RECORDS SUPPLIED —
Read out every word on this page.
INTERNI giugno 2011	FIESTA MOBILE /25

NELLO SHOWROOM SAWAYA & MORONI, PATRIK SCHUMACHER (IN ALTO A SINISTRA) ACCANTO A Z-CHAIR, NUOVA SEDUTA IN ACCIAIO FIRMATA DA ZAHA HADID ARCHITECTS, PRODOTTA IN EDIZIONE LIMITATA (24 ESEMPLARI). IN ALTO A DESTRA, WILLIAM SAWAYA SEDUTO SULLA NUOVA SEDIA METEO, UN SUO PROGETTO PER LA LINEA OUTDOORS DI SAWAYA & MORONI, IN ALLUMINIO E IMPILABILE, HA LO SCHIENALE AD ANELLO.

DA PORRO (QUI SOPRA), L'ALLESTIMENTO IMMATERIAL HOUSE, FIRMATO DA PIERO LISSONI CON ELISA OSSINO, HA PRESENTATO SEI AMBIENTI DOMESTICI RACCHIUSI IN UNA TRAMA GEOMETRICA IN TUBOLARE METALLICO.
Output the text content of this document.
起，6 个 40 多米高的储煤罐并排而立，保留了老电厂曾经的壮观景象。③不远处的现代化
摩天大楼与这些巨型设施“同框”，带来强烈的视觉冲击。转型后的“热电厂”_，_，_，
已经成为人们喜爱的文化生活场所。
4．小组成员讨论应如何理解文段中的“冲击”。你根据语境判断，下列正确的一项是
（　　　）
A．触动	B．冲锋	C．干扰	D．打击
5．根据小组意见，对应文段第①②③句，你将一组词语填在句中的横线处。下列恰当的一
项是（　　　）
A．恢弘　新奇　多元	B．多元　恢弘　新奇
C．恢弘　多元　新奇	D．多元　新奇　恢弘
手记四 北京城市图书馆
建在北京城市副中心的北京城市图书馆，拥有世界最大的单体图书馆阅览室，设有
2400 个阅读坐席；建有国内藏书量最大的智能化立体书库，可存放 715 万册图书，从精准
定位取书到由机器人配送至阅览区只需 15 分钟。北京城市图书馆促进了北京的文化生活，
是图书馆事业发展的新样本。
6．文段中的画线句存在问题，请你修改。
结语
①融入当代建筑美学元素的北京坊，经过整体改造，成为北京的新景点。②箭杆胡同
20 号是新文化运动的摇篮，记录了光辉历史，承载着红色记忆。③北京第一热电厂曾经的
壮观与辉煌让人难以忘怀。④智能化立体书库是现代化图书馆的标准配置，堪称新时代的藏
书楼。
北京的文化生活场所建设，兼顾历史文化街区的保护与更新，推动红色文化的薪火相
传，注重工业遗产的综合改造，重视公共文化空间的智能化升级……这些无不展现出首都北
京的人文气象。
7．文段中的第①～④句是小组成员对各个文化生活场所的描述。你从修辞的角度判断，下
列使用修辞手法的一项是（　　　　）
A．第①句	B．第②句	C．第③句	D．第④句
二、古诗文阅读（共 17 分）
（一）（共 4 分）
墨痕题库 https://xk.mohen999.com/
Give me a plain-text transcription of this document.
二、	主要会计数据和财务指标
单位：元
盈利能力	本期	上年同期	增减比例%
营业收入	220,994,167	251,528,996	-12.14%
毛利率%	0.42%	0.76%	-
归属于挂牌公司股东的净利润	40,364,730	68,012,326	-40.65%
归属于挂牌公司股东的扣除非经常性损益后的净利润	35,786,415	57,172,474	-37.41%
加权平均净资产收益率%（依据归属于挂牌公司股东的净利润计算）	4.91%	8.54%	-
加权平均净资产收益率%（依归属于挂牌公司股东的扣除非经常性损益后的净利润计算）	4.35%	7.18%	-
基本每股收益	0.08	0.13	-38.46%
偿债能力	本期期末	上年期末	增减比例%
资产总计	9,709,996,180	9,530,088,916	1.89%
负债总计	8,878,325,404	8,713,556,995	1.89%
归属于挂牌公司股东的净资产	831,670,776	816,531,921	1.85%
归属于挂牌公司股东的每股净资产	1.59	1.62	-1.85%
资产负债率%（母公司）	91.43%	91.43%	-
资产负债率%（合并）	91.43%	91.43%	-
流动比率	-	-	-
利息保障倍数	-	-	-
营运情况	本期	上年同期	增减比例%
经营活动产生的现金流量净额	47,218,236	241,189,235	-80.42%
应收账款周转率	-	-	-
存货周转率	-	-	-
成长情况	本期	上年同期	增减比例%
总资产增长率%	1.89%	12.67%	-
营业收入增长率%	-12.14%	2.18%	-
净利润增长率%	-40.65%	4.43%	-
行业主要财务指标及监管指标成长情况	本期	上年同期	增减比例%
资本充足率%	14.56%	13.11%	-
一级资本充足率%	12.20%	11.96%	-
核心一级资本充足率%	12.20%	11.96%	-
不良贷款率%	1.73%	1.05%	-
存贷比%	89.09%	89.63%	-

WHAT IS BEING ASKED — Reproduce each entry word for word.

EXERCISE RESULT —
Read out every word on this page.
INTERNI giugno 2011	FIESTA MOBILE /25

NELLO SHOWROOM SAWAYA & MORONI, PATRIK SCHUMACHER (IN ALTO A SINISTRA) ACCANTO A Z-CHAIR, NUOVA SEDUTA IN ACCIAIO FIRMATA DA ZAHA HADID ARCHITECTS, PRODOTTA IN EDIZIONE LIMITATA (24 ESEMPLARI). IN ALTO A DESTRA, WILLIAM SAWAYA SEDUTO SULLA NUOVA SEDIA METEO, UN SUO PROGETTO PER LA LINEA OUTDOORS DI SAWAYA & MORONI, IN ALLUMINIO E IMPILABILE, HA LO SCHIENALE AD ANELLO.

DA PORRO (QUI SOPRA), L'ALLESTIMENTO IMMATERIAL HOUSE, FIRMATO DA PIERO LISSONI CON ELISA OSSINO, HA PRESENTATO SEI AMBIENTI DOMESTICI RACCHIUSI IN UNA TRAMA GEOMETRICA IN TUBOLARE METALLICO.
Output the text content of this document.
起，6 个 40 多米高的储煤罐并排而立，保留了老电厂曾经的壮观景象。③不远处的现代化
摩天大楼与这些巨型设施“同框”，带来强烈的视觉冲击。转型后的“热电厂”_，_，_，
已经成为人们喜爱的文化生活场所。
4．小组成员讨论应如何理解文段中的“冲击”。你根据语境判断，下列正确的一项是
（　　　）
A．触动	B．冲锋	C．干扰	D．打击
5．根据小组意见，对应文段第①②③句，你将一组词语填在句中的横线处。下列恰当的一
项是（　　　）
A．恢弘　新奇　多元	B．多元　恢弘　新奇
C．恢弘　多元　新奇	D．多元　新奇　恢弘
手记四 北京城市图书馆
建在北京城市副中心的北京城市图书馆，拥有世界最大的单体图书馆阅览室，设有
2400 个阅读坐席；建有国内藏书量最大的智能化立体书库，可存放 715 万册图书，从精准
定位取书到由机器人配送至阅览区只需 15 分钟。北京城市图书馆促进了北京的文化生活，
是图书馆事业发展的新样本。
6．文段中的画线句存在问题，请你修改。
结语
①融入当代建筑美学元素的北京坊，经过整体改造，成为北京的新景点。②箭杆胡同
20 号是新文化运动的摇篮，记录了光辉历史，承载着红色记忆。③北京第一热电厂曾经的
壮观与辉煌让人难以忘怀。④智能化立体书库是现代化图书馆的标准配置，堪称新时代的藏
书楼。
北京的文化生活场所建设，兼顾历史文化街区的保护与更新，推动红色文化的薪火相
传，注重工业遗产的综合改造，重视公共文化空间的智能化升级……这些无不展现出首都北
京的人文气象。
7．文段中的第①～④句是小组成员对各个文化生活场所的描述。你从修辞的角度判断，下
列使用修辞手法的一项是（　　　　）
A．第①句	B．第②句	C．第③句	D．第④句
二、古诗文阅读（共 17 分）
（一）（共 4 分）
墨痕题库 https://xk.mohen999.com/
Give me a plain-text transcription of this document.
二、	主要会计数据和财务指标
单位：元
盈利能力	本期	上年同期	增减比例%
营业收入	220,994,167	251,528,996	-12.14%
毛利率%	0.42%	0.76%	-
归属于挂牌公司股东的净利润	40,364,730	68,012,326	-40.65%
归属于挂牌公司股东的扣除非经常性损益后的净利润	35,786,415	57,172,474	-37.41%
加权平均净资产收益率%（依据归属于挂牌公司股东的净利润计算）	4.91%	8.54%	-
加权平均净资产收益率%（依归属于挂牌公司股东的扣除非经常性损益后的净利润计算）	4.35%	7.18%	-
基本每股收益	0.08	0.13	-38.46%
偿债能力	本期期末	上年期末	增减比例%
资产总计	9,709,996,180	9,530,088,916	1.89%
负债总计	8,878,325,404	8,713,556,995	1.89%
归属于挂牌公司股东的净资产	831,670,776	816,531,921	1.85%
归属于挂牌公司股东的每股净资产	1.59	1.62	-1.85%
资产负债率%（母公司）	91.43%	91.43%	-
资产负债率%（合并）	91.43%	91.43%	-
流动比率	-	-	-
利息保障倍数	-	-	-
营运情况	本期	上年同期	增减比例%
经营活动产生的现金流量净额	47,218,236	241,189,235	-80.42%
应收账款周转率	-	-	-
存货周转率	-	-	-
成长情况	本期	上年同期	增减比例%
总资产增长率%	1.89%	12.67%	-
营业收入增长率%	-12.14%	2.18%	-
净利润增长率%	-40.65%	4.43%	-
行业主要财务指标及监管指标成长情况	本期	上年同期	增减比例%
资本充足率%	14.56%	13.11%	-
一级资本充足率%	12.20%	11.96%	-
核心一级资本充足率%	12.20%	11.96%	-
不良贷款率%	1.73%	1.05%	-
存贷比%	89.09%	89.63%	-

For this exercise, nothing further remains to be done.